--- start Data in this exercise ---
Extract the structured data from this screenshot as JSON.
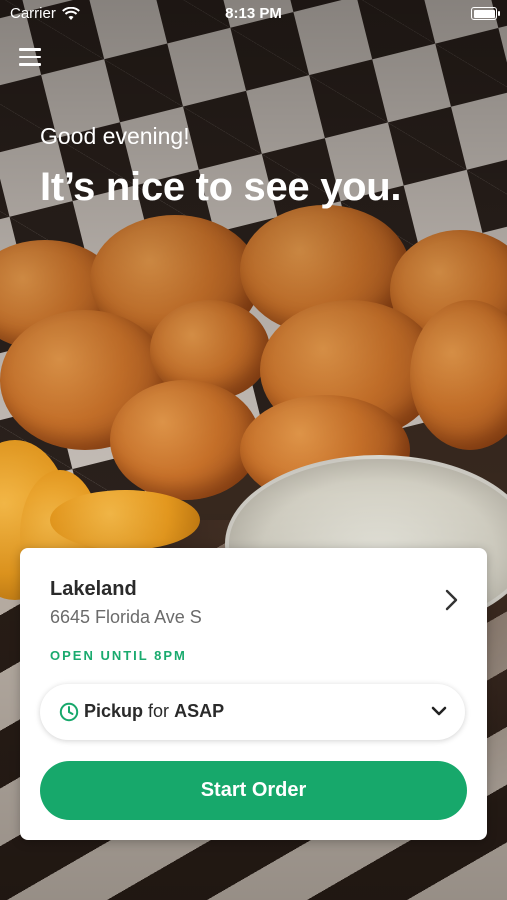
{
  "status_bar": {
    "carrier": "Carrier",
    "time": "8:13 PM"
  },
  "header": {
    "greeting": "Good evening!",
    "headline": "It’s nice to see you."
  },
  "location": {
    "name": "Lakeland",
    "address": "6645 Florida Ave S",
    "hours_status": "OPEN UNTIL 8PM"
  },
  "order_mode": {
    "mode": "Pickup",
    "connector": "for",
    "time": "ASAP"
  },
  "actions": {
    "start_order_label": "Start Order"
  },
  "colors": {
    "accent": "#17a86b",
    "status_green": "#1aaa6e"
  },
  "icons": [
    "menu-icon",
    "wifi-icon",
    "battery-icon",
    "chevron-right-icon",
    "clock-icon",
    "chevron-down-icon"
  ]
}
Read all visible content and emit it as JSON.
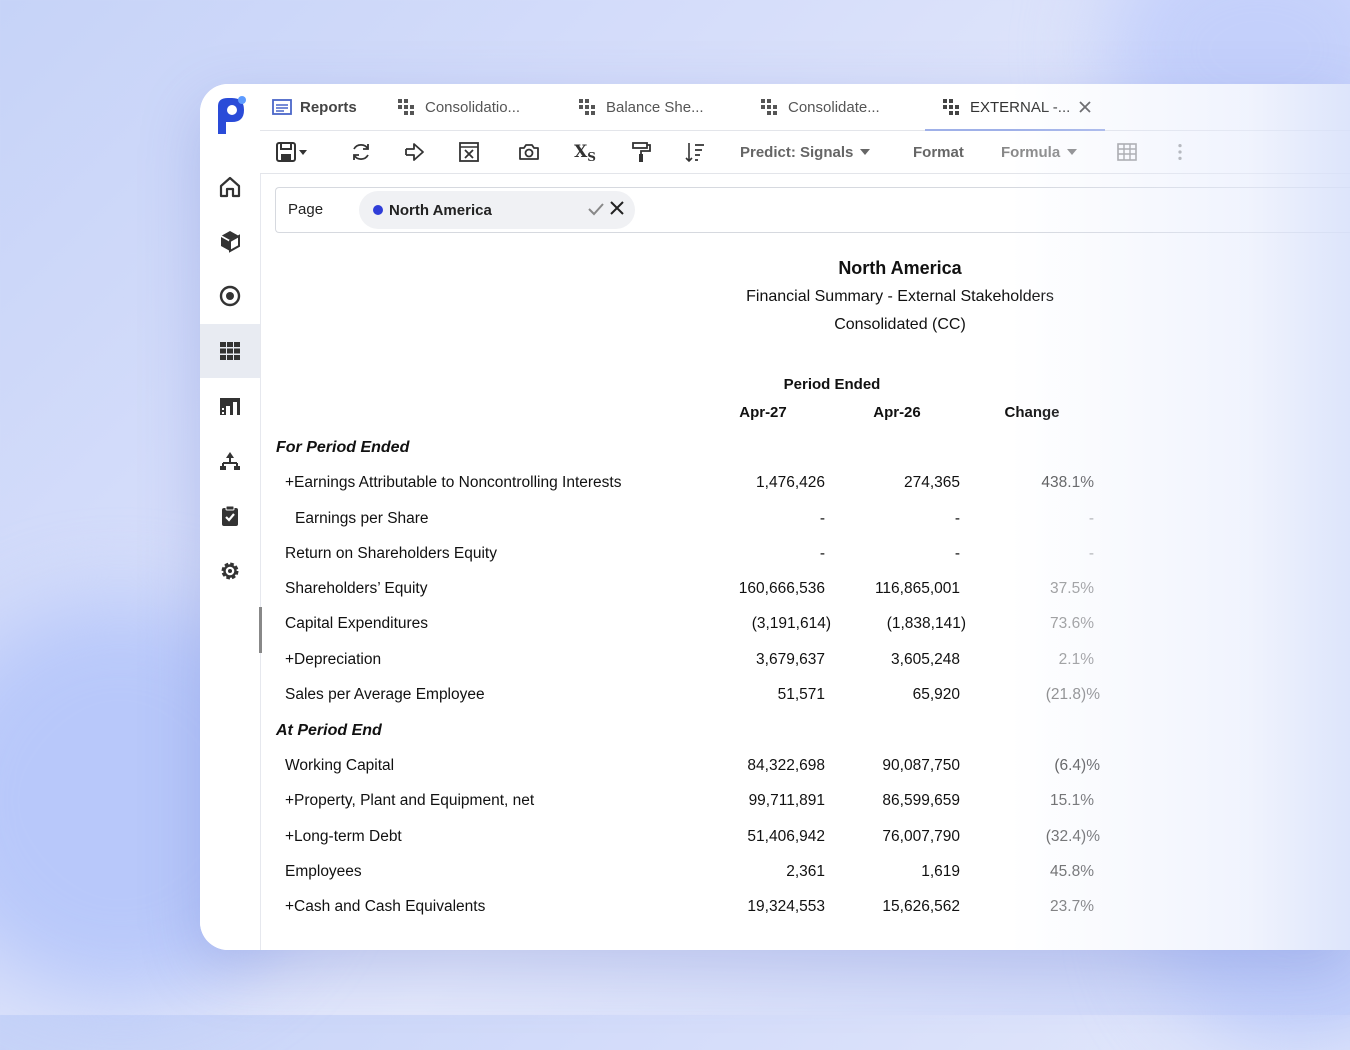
{
  "colors": {
    "accent": "#2f3dd8",
    "logo": "#2a4bd8",
    "tab_underline": "#9fb0e8"
  },
  "nav": {
    "items": [
      {
        "icon": "home-icon"
      },
      {
        "icon": "cube-icon"
      },
      {
        "icon": "target-icon"
      },
      {
        "icon": "grid-icon",
        "active": true
      },
      {
        "icon": "building-icon"
      },
      {
        "icon": "hierarchy-icon"
      },
      {
        "icon": "clipboard-check-icon"
      },
      {
        "icon": "gear-icon"
      }
    ]
  },
  "tabs": [
    {
      "label": "Reports"
    },
    {
      "label": "Consolidatio..."
    },
    {
      "label": "Balance She..."
    },
    {
      "label": "Consolidate..."
    },
    {
      "label": "EXTERNAL -..."
    }
  ],
  "toolbar": {
    "predict_label": "Predict: Signals",
    "format_label": "Format",
    "formula_label": "Formula",
    "subscript_label": "X",
    "subscript_sub": "S"
  },
  "pagebar": {
    "label": "Page",
    "selection": "North America"
  },
  "report": {
    "title": "North America",
    "subtitle": "Financial Summary - External Stakeholders",
    "subtitle2": "Consolidated (CC)",
    "period_header": "Period Ended",
    "col1": "Apr-27",
    "col2": "Apr-26",
    "col3": "Change",
    "section1": "For Period Ended",
    "section2": "At Period End",
    "rows1": [
      {
        "label": "+Earnings Attributable to Noncontrolling Interests",
        "v1": "1,476,426",
        "v2": "274,365",
        "v3": "438.1%"
      },
      {
        "label": "Earnings per Share",
        "v1": "-",
        "v2": "-",
        "v3": "-"
      },
      {
        "label": "Return on Shareholders Equity",
        "v1": "-",
        "v2": "-",
        "v3": "-"
      },
      {
        "label": "Shareholders’ Equity",
        "v1": "160,666,536",
        "v2": "116,865,001",
        "v3": "37.5%"
      },
      {
        "label": "Capital Expenditures",
        "v1": "(3,191,614)",
        "v2": "(1,838,141)",
        "v3": "73.6%"
      },
      {
        "label": "+Depreciation",
        "v1": "3,679,637",
        "v2": "3,605,248",
        "v3": "2.1%"
      },
      {
        "label": "Sales per Average Employee",
        "v1": "51,571",
        "v2": "65,920",
        "v3": "(21.8)%"
      }
    ],
    "rows2": [
      {
        "label": "Working Capital",
        "v1": "84,322,698",
        "v2": "90,087,750",
        "v3": "(6.4)%"
      },
      {
        "label": "+Property, Plant and Equipment, net",
        "v1": "99,711,891",
        "v2": "86,599,659",
        "v3": "15.1%"
      },
      {
        "label": "+Long-term Debt",
        "v1": "51,406,942",
        "v2": "76,007,790",
        "v3": "(32.4)%"
      },
      {
        "label": "Employees",
        "v1": "2,361",
        "v2": "1,619",
        "v3": "45.8%"
      },
      {
        "label": "+Cash and Cash Equivalents",
        "v1": "19,324,553",
        "v2": "15,626,562",
        "v3": "23.7%"
      }
    ]
  }
}
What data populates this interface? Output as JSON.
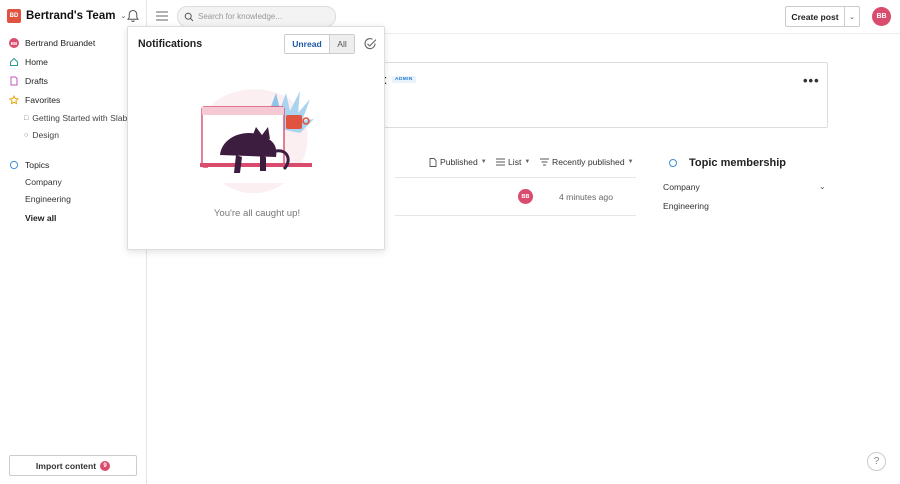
{
  "team": {
    "name": "Bertrand's Team",
    "logo_text": "BD"
  },
  "search": {
    "placeholder": "Search for knowledge..."
  },
  "toolbar": {
    "create_label": "Create post"
  },
  "user": {
    "initials": "BB"
  },
  "sidebar": {
    "user_item": {
      "label": "Bertrand Bruandet",
      "initials": "BB"
    },
    "home": "Home",
    "drafts": "Drafts",
    "favorites": "Favorites",
    "favorite_items": [
      "Getting Started with Slab",
      "Design"
    ],
    "topics": "Topics",
    "topic_items": [
      "Company",
      "Engineering"
    ],
    "view_all": "View all",
    "import_label": "Import content",
    "import_count": "9"
  },
  "profile": {
    "name_fragment": "t",
    "badge": "ADMIN"
  },
  "filters": {
    "published": "Published",
    "list": "List",
    "sort": "Recently published"
  },
  "post_row": {
    "author_initials": "BB",
    "time": "4 minutes ago"
  },
  "topic_membership": {
    "title": "Topic membership",
    "items": [
      "Company",
      "Engineering"
    ]
  },
  "notifications": {
    "title": "Notifications",
    "tab_unread": "Unread",
    "tab_all": "All",
    "empty_message": "You're all caught up!"
  },
  "help": {
    "label": "?"
  },
  "colors": {
    "accent": "#1f5aa6",
    "avatar": "#d94c6e",
    "brand": "#e0533f",
    "topic_blue": "#3a8fd9"
  }
}
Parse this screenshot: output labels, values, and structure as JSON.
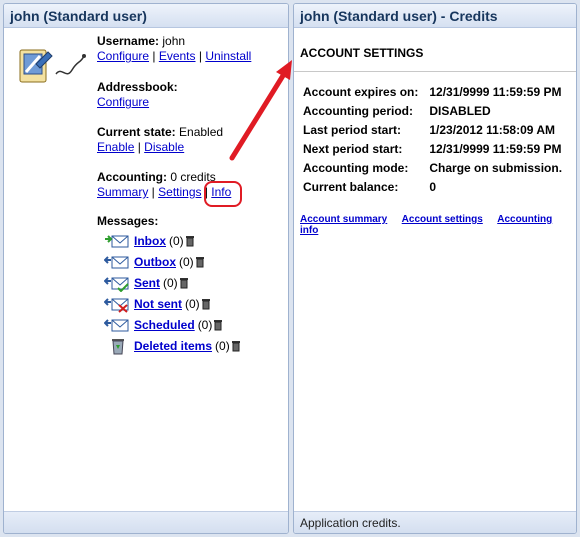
{
  "left_panel": {
    "title": "john (Standard user)",
    "username": {
      "label": "Username:",
      "value": "john",
      "links": [
        "Configure",
        "Events",
        "Uninstall"
      ]
    },
    "addressbook": {
      "label": "Addressbook:",
      "links": [
        "Configure"
      ]
    },
    "current_state": {
      "label": "Current state:",
      "value": "Enabled",
      "links": [
        "Enable",
        "Disable"
      ]
    },
    "accounting": {
      "label": "Accounting:",
      "value": "0 credits",
      "links": [
        "Summary",
        "Settings",
        "Info"
      ]
    },
    "messages": {
      "label": "Messages:",
      "items": [
        {
          "name": "Inbox",
          "count": "(0)",
          "icon": "inbox-icon"
        },
        {
          "name": "Outbox",
          "count": "(0)",
          "icon": "outbox-icon"
        },
        {
          "name": "Sent",
          "count": "(0)",
          "icon": "sent-icon"
        },
        {
          "name": "Not sent",
          "count": "(0)",
          "icon": "not-sent-icon"
        },
        {
          "name": "Scheduled",
          "count": "(0)",
          "icon": "scheduled-icon"
        },
        {
          "name": "Deleted items",
          "count": "(0)",
          "icon": "recycle-bin-icon"
        }
      ]
    }
  },
  "right_panel": {
    "title": "john (Standard user) - Credits",
    "section_title": "ACCOUNT SETTINGS",
    "settings": [
      {
        "key": "Account expires on:",
        "value": "12/31/9999 11:59:59 PM"
      },
      {
        "key": "Accounting period:",
        "value": "DISABLED"
      },
      {
        "key": "Last period start:",
        "value": "1/23/2012 11:58:09 AM"
      },
      {
        "key": "Next period start:",
        "value": "12/31/9999 11:59:59 PM"
      },
      {
        "key": "Accounting mode:",
        "value": "Charge on submission."
      },
      {
        "key": "Current balance:",
        "value": "0"
      }
    ],
    "links": [
      "Account summary",
      "Account settings",
      "Accounting info"
    ],
    "footer": "Application credits."
  },
  "colors": {
    "link": "#0000cc",
    "title_text": "#17365d",
    "annotation": "#e01b24"
  }
}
--- end Data in this exercise ---
▶ [Your goal]: Reproduce each line of the entries in which the word "published" is found.

▶ [Answer to this task]:
    "published": "Published",
    "sort": "Recently published"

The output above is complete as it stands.